§ **What is asked**:
Tally the lines that hold the string "text", and reply with the count alone.

§ **Dataset content**:
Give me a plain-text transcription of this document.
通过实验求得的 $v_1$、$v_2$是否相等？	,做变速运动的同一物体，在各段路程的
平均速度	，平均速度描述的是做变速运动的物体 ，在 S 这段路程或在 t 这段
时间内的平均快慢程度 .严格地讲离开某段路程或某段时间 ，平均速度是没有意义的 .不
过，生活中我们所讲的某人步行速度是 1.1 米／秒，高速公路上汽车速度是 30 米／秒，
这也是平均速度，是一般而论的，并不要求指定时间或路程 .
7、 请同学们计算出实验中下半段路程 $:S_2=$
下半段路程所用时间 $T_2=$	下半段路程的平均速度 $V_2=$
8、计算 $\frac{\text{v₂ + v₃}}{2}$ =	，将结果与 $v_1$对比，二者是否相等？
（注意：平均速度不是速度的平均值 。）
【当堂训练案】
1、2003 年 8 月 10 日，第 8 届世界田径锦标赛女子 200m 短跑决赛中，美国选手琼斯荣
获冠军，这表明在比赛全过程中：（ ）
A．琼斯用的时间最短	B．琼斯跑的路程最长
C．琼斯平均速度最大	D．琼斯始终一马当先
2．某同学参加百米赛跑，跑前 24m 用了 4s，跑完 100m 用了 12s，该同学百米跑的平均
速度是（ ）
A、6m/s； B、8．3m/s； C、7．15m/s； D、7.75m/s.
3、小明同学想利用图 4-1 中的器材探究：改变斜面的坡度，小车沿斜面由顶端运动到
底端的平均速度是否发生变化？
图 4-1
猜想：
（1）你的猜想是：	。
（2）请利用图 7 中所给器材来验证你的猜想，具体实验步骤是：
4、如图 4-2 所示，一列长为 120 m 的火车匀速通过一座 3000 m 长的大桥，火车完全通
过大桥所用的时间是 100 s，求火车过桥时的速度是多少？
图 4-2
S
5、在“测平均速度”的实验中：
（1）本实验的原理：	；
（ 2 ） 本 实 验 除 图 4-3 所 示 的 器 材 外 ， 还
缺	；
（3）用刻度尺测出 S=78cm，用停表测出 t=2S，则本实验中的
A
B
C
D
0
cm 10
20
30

---

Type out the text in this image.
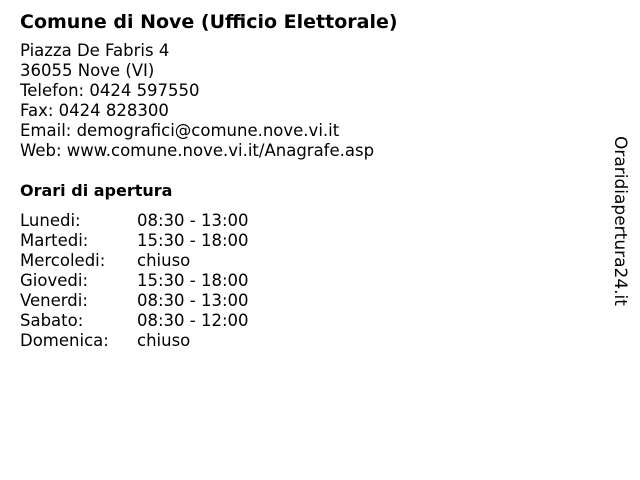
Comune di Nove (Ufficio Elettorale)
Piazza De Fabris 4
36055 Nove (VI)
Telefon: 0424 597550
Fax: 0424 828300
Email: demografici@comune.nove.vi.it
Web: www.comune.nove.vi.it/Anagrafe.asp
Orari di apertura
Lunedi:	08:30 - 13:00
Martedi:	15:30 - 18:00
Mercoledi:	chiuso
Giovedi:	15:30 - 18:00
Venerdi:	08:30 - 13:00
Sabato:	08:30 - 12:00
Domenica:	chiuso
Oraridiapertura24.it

§ **Reply to the exercise**:
3